*EXERCISE REQUIREMENTS*: Show all lines from the data that include the word "Regenerate".

*GIVEN DATA*:
_ _ _ _
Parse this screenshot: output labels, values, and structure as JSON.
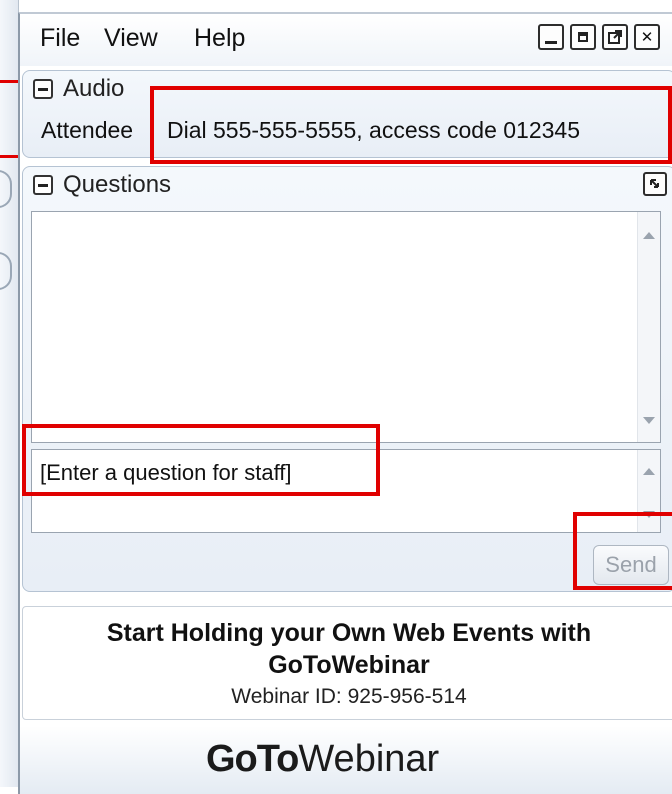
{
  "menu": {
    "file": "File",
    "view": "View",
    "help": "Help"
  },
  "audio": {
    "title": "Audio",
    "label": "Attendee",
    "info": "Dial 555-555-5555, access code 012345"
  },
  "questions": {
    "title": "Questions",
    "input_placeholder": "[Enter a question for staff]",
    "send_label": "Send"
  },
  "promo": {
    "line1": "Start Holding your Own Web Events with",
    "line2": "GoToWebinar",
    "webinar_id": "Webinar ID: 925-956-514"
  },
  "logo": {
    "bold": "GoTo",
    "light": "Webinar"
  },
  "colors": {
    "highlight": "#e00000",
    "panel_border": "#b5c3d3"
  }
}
_ _ _ _
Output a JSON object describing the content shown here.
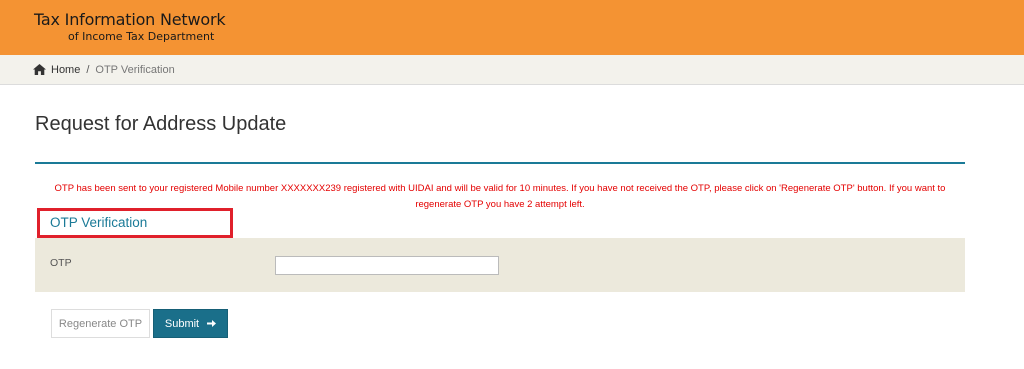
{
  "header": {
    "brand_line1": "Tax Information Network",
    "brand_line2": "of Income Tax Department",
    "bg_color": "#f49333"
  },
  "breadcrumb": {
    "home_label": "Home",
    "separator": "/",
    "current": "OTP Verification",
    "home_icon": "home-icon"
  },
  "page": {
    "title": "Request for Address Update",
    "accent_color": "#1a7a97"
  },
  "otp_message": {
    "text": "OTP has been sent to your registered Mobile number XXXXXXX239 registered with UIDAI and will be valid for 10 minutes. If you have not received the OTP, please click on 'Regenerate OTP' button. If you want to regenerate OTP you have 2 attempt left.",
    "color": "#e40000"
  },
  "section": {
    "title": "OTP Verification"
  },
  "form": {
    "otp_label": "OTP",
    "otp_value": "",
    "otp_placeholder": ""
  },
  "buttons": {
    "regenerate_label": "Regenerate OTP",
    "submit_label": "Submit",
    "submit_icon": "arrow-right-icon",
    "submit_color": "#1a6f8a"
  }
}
_ _ _ _
*IN RESPONSE*:
    "text": "OTP has been sent to your registered Mobile number XXXXXXX239 registered with UIDAI and will be valid for 10 minutes. If you have not received the OTP, please click on 'Regenerate OTP' button. If you want to regenerate OTP you have 2 attempt left.",
    "regenerate_label": "Regenerate OTP",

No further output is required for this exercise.